--- Begin MATERIAL SUPPLIED ---

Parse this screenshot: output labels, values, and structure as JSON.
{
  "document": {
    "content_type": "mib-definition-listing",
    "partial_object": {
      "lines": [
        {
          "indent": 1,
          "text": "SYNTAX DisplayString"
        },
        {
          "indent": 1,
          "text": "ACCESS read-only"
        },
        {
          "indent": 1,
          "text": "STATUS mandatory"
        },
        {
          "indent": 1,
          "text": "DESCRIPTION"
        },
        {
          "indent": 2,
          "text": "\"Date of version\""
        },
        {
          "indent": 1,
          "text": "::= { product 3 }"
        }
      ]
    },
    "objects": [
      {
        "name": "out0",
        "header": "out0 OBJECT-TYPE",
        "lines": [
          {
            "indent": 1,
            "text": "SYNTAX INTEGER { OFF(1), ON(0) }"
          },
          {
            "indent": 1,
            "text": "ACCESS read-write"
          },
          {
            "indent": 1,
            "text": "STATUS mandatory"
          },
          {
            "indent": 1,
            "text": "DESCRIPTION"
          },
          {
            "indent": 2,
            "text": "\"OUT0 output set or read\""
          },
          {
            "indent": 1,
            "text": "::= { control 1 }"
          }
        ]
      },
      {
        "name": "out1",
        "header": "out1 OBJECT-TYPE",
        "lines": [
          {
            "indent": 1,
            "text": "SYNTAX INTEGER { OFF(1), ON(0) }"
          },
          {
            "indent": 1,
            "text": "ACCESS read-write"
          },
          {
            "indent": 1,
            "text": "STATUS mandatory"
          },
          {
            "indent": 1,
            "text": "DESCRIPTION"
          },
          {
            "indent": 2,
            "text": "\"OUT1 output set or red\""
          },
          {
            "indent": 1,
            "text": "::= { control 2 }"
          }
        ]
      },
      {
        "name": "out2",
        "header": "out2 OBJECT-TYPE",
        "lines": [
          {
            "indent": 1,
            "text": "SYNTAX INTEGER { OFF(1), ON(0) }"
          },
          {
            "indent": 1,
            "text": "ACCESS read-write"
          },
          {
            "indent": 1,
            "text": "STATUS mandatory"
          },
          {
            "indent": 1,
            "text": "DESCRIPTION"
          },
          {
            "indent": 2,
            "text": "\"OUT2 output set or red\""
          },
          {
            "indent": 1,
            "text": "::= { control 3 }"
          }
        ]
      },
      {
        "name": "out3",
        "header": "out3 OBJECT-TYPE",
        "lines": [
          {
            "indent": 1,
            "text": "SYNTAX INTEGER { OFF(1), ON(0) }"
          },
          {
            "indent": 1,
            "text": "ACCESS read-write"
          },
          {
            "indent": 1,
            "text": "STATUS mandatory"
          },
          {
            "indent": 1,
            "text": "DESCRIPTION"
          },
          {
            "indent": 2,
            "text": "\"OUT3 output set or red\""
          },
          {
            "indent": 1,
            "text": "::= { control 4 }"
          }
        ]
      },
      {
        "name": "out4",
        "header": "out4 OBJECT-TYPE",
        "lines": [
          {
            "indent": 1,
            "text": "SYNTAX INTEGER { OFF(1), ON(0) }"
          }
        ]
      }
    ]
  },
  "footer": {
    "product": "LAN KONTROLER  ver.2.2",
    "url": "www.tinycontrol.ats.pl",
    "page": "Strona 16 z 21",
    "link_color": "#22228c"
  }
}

--- End MATERIAL SUPPLIED ---

PROBLEM –
Which lines of the data above contain "name"? Copy each one.

RESULT FOR THIS EXERCISE –
        "name": "out0",
        "name": "out1",
        "name": "out2",
        "name": "out3",
        "name": "out4",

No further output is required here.